## Records supplied:
* * *

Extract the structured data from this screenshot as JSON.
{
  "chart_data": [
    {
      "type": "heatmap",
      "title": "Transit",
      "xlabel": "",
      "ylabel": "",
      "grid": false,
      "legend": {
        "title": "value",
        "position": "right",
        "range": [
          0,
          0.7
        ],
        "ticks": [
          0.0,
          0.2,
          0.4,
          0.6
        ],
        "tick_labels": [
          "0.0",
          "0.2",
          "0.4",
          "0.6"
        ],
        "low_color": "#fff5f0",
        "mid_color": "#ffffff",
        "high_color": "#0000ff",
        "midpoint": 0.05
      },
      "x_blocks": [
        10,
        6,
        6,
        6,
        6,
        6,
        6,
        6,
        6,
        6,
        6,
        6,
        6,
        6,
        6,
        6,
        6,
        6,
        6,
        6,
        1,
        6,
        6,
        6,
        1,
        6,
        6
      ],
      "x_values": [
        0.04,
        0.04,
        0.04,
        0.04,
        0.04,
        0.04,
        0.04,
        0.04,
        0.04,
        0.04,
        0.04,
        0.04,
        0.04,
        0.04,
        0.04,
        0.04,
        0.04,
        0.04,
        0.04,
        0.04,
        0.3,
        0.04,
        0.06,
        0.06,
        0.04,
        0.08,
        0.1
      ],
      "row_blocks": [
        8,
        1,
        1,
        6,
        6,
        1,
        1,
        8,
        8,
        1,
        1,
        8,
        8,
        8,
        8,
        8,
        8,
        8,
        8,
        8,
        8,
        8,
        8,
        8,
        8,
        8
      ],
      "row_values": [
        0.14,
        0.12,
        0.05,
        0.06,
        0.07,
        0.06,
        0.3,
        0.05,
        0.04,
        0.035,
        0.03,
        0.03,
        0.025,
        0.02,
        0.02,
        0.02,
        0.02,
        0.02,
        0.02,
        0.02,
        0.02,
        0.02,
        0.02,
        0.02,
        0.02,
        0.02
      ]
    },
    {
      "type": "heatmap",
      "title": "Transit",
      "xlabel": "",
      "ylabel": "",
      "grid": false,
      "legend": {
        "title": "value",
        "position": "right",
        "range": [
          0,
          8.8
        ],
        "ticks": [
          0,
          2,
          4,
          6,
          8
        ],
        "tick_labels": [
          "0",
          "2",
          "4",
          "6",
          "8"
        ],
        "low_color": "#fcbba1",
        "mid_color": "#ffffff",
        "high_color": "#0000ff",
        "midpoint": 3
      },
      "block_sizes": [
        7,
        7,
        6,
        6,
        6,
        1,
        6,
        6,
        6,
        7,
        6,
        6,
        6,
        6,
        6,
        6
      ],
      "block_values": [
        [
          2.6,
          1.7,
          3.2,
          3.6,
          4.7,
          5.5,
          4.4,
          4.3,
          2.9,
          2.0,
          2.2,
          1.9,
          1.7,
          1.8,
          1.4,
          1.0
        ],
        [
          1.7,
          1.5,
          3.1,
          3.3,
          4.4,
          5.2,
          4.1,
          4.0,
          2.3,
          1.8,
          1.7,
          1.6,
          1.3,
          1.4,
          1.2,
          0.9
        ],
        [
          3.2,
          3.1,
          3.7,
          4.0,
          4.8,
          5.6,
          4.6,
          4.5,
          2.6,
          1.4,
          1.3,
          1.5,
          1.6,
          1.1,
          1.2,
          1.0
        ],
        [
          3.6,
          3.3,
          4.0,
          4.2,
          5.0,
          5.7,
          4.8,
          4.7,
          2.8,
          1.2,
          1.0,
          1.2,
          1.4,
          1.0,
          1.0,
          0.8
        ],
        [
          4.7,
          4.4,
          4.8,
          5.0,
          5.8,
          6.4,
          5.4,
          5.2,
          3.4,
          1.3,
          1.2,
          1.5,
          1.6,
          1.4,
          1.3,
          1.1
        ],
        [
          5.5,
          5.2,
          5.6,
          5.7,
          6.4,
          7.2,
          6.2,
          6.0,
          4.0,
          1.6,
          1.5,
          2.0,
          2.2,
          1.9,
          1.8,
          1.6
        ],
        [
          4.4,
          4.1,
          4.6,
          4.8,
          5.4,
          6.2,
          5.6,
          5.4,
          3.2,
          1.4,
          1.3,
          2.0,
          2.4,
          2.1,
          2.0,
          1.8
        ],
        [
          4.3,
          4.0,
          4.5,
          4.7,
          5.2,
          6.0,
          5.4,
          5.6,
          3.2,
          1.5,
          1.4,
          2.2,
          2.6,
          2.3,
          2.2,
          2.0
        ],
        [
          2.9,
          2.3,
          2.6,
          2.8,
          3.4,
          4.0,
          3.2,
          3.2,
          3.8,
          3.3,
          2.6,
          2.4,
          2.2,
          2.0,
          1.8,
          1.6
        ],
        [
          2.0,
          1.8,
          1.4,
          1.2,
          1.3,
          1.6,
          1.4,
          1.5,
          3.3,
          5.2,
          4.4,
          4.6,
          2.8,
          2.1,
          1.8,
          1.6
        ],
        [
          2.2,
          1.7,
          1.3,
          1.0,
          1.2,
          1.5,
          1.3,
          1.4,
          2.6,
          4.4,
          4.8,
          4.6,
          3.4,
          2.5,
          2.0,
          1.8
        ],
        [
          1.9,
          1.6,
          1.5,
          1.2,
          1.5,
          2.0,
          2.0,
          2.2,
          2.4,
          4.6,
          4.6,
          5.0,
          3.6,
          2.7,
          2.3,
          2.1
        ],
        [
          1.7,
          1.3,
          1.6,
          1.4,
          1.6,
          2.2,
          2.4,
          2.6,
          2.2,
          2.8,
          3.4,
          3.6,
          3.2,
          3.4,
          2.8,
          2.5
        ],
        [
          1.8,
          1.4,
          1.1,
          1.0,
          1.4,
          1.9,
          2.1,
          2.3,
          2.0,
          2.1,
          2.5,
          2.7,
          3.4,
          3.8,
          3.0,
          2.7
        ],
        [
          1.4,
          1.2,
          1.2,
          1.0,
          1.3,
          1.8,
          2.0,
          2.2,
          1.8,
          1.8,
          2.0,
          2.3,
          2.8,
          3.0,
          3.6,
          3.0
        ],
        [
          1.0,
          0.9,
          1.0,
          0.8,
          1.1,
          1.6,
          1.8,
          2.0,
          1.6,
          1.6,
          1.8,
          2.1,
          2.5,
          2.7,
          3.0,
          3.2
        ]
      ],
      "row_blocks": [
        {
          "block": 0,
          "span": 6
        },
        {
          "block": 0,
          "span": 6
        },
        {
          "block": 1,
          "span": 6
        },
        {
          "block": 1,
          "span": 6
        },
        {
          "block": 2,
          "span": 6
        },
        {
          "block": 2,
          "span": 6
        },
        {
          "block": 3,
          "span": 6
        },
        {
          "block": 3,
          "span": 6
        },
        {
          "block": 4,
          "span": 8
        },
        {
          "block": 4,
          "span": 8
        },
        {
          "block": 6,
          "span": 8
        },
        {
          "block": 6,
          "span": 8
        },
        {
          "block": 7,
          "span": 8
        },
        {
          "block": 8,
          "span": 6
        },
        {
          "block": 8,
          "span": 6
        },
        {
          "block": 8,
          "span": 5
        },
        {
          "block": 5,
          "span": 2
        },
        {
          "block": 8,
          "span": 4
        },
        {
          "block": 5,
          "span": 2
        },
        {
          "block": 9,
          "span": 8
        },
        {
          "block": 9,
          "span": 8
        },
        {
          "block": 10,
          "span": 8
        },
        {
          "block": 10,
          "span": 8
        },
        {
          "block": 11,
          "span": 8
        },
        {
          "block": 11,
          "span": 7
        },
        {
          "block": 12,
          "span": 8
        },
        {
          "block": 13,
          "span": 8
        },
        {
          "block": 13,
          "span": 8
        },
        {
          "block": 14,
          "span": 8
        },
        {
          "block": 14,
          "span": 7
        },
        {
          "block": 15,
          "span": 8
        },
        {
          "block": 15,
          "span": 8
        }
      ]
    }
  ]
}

* * *

Using the listing above, reproduce each line without omission.

Extract the structured data from this screenshot as JSON.
{
  "chart_data": [
    {
      "type": "heatmap",
      "title": "Transit",
      "xlabel": "",
      "ylabel": "",
      "grid": false,
      "legend": {
        "title": "value",
        "position": "right",
        "range": [
          0,
          0.7
        ],
        "ticks": [
          0.0,
          0.2,
          0.4,
          0.6
        ],
        "tick_labels": [
          "0.0",
          "0.2",
          "0.4",
          "0.6"
        ],
        "low_color": "#fff5f0",
        "mid_color": "#ffffff",
        "high_color": "#0000ff",
        "midpoint": 0.05
      },
      "x_blocks": [
        10,
        6,
        6,
        6,
        6,
        6,
        6,
        6,
        6,
        6,
        6,
        6,
        6,
        6,
        6,
        6,
        6,
        6,
        6,
        6,
        1,
        6,
        6,
        6,
        1,
        6,
        6
      ],
      "x_values": [
        0.04,
        0.04,
        0.04,
        0.04,
        0.04,
        0.04,
        0.04,
        0.04,
        0.04,
        0.04,
        0.04,
        0.04,
        0.04,
        0.04,
        0.04,
        0.04,
        0.04,
        0.04,
        0.04,
        0.04,
        0.3,
        0.04,
        0.06,
        0.06,
        0.04,
        0.08,
        0.1
      ],
      "row_blocks": [
        8,
        1,
        1,
        6,
        6,
        1,
        1,
        8,
        8,
        1,
        1,
        8,
        8,
        8,
        8,
        8,
        8,
        8,
        8,
        8,
        8,
        8,
        8,
        8,
        8,
        8
      ],
      "row_values": [
        0.14,
        0.12,
        0.05,
        0.06,
        0.07,
        0.06,
        0.3,
        0.05,
        0.04,
        0.035,
        0.03,
        0.03,
        0.025,
        0.02,
        0.02,
        0.02,
        0.02,
        0.02,
        0.02,
        0.02,
        0.02,
        0.02,
        0.02,
        0.02,
        0.02,
        0.02
      ]
    },
    {
      "type": "heatmap",
      "title": "Transit",
      "xlabel": "",
      "ylabel": "",
      "grid": false,
      "legend": {
        "title": "value",
        "position": "right",
        "range": [
          0,
          8.8
        ],
        "ticks": [
          0,
          2,
          4,
          6,
          8
        ],
        "tick_labels": [
          "0",
          "2",
          "4",
          "6",
          "8"
        ],
        "low_color": "#fcbba1",
        "mid_color": "#ffffff",
        "high_color": "#0000ff",
        "midpoint": 3
      },
      "block_sizes": [
        7,
        7,
        6,
        6,
        6,
        1,
        6,
        6,
        6,
        7,
        6,
        6,
        6,
        6,
        6,
        6
      ],
      "block_values": [
        [
          2.6,
          1.7,
          3.2,
          3.6,
          4.7,
          5.5,
          4.4,
          4.3,
          2.9,
          2.0,
          2.2,
          1.9,
          1.7,
          1.8,
          1.4,
          1.0
        ],
        [
          1.7,
          1.5,
          3.1,
          3.3,
          4.4,
          5.2,
          4.1,
          4.0,
          2.3,
          1.8,
          1.7,
          1.6,
          1.3,
          1.4,
          1.2,
          0.9
        ],
        [
          3.2,
          3.1,
          3.7,
          4.0,
          4.8,
          5.6,
          4.6,
          4.5,
          2.6,
          1.4,
          1.3,
          1.5,
          1.6,
          1.1,
          1.2,
          1.0
        ],
        [
          3.6,
          3.3,
          4.0,
          4.2,
          5.0,
          5.7,
          4.8,
          4.7,
          2.8,
          1.2,
          1.0,
          1.2,
          1.4,
          1.0,
          1.0,
          0.8
        ],
        [
          4.7,
          4.4,
          4.8,
          5.0,
          5.8,
          6.4,
          5.4,
          5.2,
          3.4,
          1.3,
          1.2,
          1.5,
          1.6,
          1.4,
          1.3,
          1.1
        ],
        [
          5.5,
          5.2,
          5.6,
          5.7,
          6.4,
          7.2,
          6.2,
          6.0,
          4.0,
          1.6,
          1.5,
          2.0,
          2.2,
          1.9,
          1.8,
          1.6
        ],
        [
          4.4,
          4.1,
          4.6,
          4.8,
          5.4,
          6.2,
          5.6,
          5.4,
          3.2,
          1.4,
          1.3,
          2.0,
          2.4,
          2.1,
          2.0,
          1.8
        ],
        [
          4.3,
          4.0,
          4.5,
          4.7,
          5.2,
          6.0,
          5.4,
          5.6,
          3.2,
          1.5,
          1.4,
          2.2,
          2.6,
          2.3,
          2.2,
          2.0
        ],
        [
          2.9,
          2.3,
          2.6,
          2.8,
          3.4,
          4.0,
          3.2,
          3.2,
          3.8,
          3.3,
          2.6,
          2.4,
          2.2,
          2.0,
          1.8,
          1.6
        ],
        [
          2.0,
          1.8,
          1.4,
          1.2,
          1.3,
          1.6,
          1.4,
          1.5,
          3.3,
          5.2,
          4.4,
          4.6,
          2.8,
          2.1,
          1.8,
          1.6
        ],
        [
          2.2,
          1.7,
          1.3,
          1.0,
          1.2,
          1.5,
          1.3,
          1.4,
          2.6,
          4.4,
          4.8,
          4.6,
          3.4,
          2.5,
          2.0,
          1.8
        ],
        [
          1.9,
          1.6,
          1.5,
          1.2,
          1.5,
          2.0,
          2.0,
          2.2,
          2.4,
          4.6,
          4.6,
          5.0,
          3.6,
          2.7,
          2.3,
          2.1
        ],
        [
          1.7,
          1.3,
          1.6,
          1.4,
          1.6,
          2.2,
          2.4,
          2.6,
          2.2,
          2.8,
          3.4,
          3.6,
          3.2,
          3.4,
          2.8,
          2.5
        ],
        [
          1.8,
          1.4,
          1.1,
          1.0,
          1.4,
          1.9,
          2.1,
          2.3,
          2.0,
          2.1,
          2.5,
          2.7,
          3.4,
          3.8,
          3.0,
          2.7
        ],
        [
          1.4,
          1.2,
          1.2,
          1.0,
          1.3,
          1.8,
          2.0,
          2.2,
          1.8,
          1.8,
          2.0,
          2.3,
          2.8,
          3.0,
          3.6,
          3.0
        ],
        [
          1.0,
          0.9,
          1.0,
          0.8,
          1.1,
          1.6,
          1.8,
          2.0,
          1.6,
          1.6,
          1.8,
          2.1,
          2.5,
          2.7,
          3.0,
          3.2
        ]
      ],
      "row_blocks": [
        {
          "block": 0,
          "span": 6
        },
        {
          "block": 0,
          "span": 6
        },
        {
          "block": 1,
          "span": 6
        },
        {
          "block": 1,
          "span": 6
        },
        {
          "block": 2,
          "span": 6
        },
        {
          "block": 2,
          "span": 6
        },
        {
          "block": 3,
          "span": 6
        },
        {
          "block": 3,
          "span": 6
        },
        {
          "block": 4,
          "span": 8
        },
        {
          "block": 4,
          "span": 8
        },
        {
          "block": 6,
          "span": 8
        },
        {
          "block": 6,
          "span": 8
        },
        {
          "block": 7,
          "span": 8
        },
        {
          "block": 8,
          "span": 6
        },
        {
          "block": 8,
          "span": 6
        },
        {
          "block": 8,
          "span": 5
        },
        {
          "block": 5,
          "span": 2
        },
        {
          "block": 8,
          "span": 4
        },
        {
          "block": 5,
          "span": 2
        },
        {
          "block": 9,
          "span": 8
        },
        {
          "block": 9,
          "span": 8
        },
        {
          "block": 10,
          "span": 8
        },
        {
          "block": 10,
          "span": 8
        },
        {
          "block": 11,
          "span": 8
        },
        {
          "block": 11,
          "span": 7
        },
        {
          "block": 12,
          "span": 8
        },
        {
          "block": 13,
          "span": 8
        },
        {
          "block": 13,
          "span": 8
        },
        {
          "block": 14,
          "span": 8
        },
        {
          "block": 14,
          "span": 7
        },
        {
          "block": 15,
          "span": 8
        },
        {
          "block": 15,
          "span": 8
        }
      ]
    }
  ]
}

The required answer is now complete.